• **DATASET ROWS**
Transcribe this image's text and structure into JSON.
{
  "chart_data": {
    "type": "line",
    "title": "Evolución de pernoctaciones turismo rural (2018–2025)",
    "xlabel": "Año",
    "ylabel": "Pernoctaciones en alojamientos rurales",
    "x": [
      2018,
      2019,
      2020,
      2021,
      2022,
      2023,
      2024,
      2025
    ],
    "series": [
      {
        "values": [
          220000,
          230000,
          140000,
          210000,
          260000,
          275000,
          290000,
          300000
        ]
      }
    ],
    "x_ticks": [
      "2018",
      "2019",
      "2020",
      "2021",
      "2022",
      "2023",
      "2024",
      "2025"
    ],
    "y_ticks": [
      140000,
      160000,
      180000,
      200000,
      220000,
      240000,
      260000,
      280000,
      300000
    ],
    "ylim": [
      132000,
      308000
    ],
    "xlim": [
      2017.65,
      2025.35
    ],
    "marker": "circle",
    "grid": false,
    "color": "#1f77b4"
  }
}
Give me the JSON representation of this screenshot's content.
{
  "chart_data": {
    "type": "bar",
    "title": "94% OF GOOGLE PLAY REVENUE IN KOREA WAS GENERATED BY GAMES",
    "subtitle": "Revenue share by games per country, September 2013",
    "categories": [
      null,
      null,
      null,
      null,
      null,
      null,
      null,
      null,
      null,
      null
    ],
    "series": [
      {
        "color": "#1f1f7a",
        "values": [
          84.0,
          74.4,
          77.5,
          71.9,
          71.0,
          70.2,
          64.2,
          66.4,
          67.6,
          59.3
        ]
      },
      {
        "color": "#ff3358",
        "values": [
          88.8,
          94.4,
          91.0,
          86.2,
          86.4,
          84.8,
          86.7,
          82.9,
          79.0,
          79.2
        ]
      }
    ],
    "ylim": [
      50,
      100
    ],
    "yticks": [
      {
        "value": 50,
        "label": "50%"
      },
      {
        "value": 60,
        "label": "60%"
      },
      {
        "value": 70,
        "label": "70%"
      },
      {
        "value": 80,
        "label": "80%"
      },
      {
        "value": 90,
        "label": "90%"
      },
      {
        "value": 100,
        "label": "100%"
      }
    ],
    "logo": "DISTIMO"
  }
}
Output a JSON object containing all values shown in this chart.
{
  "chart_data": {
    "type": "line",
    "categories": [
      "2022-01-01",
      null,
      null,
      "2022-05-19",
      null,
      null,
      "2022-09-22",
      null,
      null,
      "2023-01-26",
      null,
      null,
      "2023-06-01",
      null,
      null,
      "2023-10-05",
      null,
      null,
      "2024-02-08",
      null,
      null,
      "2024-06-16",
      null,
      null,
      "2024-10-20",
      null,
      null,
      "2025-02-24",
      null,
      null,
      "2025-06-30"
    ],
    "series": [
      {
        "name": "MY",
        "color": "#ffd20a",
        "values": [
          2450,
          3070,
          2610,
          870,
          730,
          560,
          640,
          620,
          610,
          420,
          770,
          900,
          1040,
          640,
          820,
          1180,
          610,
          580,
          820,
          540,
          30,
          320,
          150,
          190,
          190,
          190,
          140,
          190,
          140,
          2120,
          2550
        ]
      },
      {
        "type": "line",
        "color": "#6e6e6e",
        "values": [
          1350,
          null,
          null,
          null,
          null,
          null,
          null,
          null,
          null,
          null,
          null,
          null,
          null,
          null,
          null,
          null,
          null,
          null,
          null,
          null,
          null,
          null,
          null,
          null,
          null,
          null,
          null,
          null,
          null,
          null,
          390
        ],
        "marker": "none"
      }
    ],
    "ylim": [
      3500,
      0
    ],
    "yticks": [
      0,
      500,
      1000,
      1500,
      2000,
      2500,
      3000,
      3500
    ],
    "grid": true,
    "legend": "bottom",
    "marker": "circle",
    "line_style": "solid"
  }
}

• **TASK OBJECTIVE**
Look through the data and show every line containing "color".

• **RESPONSE BELOW**
    "color": "#1f77b4"
        "color": "#1f1f7a",
        "color": "#ff3358",
        "color": "#ffd20a",
        "color": "#6e6e6e",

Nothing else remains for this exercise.